— DESCRIPTION OF THE TASK —
Pull each line containing "structured" out of the data and copy it.

— Stored items —
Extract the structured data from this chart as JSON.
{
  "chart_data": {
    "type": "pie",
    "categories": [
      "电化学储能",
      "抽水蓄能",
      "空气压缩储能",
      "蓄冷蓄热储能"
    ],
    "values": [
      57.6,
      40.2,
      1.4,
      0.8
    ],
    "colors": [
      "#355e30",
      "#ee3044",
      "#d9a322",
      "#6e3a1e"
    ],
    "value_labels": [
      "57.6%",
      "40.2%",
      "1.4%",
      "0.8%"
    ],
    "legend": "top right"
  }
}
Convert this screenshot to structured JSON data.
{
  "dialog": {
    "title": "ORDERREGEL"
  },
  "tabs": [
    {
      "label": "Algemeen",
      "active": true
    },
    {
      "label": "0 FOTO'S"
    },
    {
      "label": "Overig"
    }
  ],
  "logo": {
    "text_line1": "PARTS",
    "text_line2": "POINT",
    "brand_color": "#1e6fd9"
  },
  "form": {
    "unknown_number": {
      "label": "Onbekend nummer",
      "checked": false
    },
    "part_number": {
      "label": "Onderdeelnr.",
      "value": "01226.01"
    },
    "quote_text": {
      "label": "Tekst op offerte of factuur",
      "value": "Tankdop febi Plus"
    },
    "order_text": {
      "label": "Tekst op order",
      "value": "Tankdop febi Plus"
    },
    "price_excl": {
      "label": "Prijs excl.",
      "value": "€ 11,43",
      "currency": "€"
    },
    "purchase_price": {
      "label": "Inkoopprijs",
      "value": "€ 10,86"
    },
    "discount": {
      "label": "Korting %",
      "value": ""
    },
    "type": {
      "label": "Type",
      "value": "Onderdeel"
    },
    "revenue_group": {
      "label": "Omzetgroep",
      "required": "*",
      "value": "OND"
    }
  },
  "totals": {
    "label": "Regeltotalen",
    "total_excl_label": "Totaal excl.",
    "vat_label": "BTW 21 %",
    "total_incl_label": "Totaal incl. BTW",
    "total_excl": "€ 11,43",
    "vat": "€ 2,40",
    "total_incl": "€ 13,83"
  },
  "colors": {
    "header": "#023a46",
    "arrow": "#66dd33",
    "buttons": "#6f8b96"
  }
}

— OUTPUT FOR THIS TASK —
Extract the structured data from this chart as JSON.
Convert this screenshot to structured JSON data.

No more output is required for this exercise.